EXERCISE DETAILS:
Type out every line below exactly as it reads.

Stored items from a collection
== == ==
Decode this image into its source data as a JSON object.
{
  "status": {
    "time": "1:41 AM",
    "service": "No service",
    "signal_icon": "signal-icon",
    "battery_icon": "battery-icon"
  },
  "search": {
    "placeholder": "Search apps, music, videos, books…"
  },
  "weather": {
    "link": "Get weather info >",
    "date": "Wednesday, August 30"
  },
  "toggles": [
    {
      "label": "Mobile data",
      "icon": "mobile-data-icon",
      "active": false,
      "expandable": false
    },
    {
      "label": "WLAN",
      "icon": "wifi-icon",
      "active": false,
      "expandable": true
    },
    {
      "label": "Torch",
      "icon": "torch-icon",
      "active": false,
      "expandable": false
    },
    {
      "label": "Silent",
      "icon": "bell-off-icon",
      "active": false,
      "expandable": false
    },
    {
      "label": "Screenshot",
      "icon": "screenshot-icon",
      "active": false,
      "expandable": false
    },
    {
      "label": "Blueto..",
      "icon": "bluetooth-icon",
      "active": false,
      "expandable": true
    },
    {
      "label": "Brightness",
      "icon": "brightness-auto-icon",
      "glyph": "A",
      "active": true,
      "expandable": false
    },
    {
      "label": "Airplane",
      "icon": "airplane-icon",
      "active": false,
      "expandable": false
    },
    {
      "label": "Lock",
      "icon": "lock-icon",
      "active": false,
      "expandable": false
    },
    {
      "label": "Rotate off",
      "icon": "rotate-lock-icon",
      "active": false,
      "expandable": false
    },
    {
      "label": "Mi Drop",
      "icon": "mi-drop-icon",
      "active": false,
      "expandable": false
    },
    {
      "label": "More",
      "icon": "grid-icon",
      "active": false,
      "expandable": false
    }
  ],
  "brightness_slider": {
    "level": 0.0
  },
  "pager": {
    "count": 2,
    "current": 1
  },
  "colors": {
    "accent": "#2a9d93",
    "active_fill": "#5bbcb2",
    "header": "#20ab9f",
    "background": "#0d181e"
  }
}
== == ==
TASK OUTPUT:
Decode this image into its source data as a JSON object.
{
  "status": {
    "time": "1:41 AM",
    "service": "No service",
    "signal_icon": "signal-icon",
    "battery_icon": "battery-icon"
  },
  "search": {
    "placeholder": "Search apps, music, videos, books…"
  },
  "weather": {
    "link": "Get weather info >",
    "date": "Wednesday, August 30"
  },
  "toggles": [
    {
      "label": "Mobile data",
      "icon": "mobile-data-icon",
      "active": false,
      "expandable": false
    },
    {
      "label": "WLAN",
      "icon": "wifi-icon",
      "active": false,
      "expandable": true
    },
    {
      "label": "Torch",
      "icon": "torch-icon",
      "active": false,
      "expandable": false
    },
    {
      "label": "Silent",
      "icon": "bell-off-icon",
      "active": false,
      "expandable": false
    },
    {
      "label": "Screenshot",
      "icon": "screenshot-icon",
      "active": false,
      "expandable": false
    },
    {
      "label": "Blueto..",
      "icon": "bluetooth-icon",
      "active": false,
      "expandable": true
    },
    {
      "label": "Brightness",
      "icon": "brightness-auto-icon",
      "glyph": "A",
      "active": true,
      "expandable": false
    },
    {
      "label": "Airplane",
      "icon": "airplane-icon",
      "active": false,
      "expandable": false
    },
    {
      "label": "Lock",
      "icon": "lock-icon",
      "active": false,
      "expandable": false
    },
    {
      "label": "Rotate off",
      "icon": "rotate-lock-icon",
      "active": false,
      "expandable": false
    },
    {
      "label": "Mi Drop",
      "icon": "mi-drop-icon",
      "active": false,
      "expandable": false
    },
    {
      "label": "More",
      "icon": "grid-icon",
      "active": false,
      "expandable": false
    }
  ],
  "brightness_slider": {
    "level": 0.0
  },
  "pager": {
    "count": 2,
    "current": 1
  },
  "colors": {
    "accent": "#2a9d93",
    "active_fill": "#5bbcb2",
    "header": "#20ab9f",
    "background": "#0d181e"
  }
}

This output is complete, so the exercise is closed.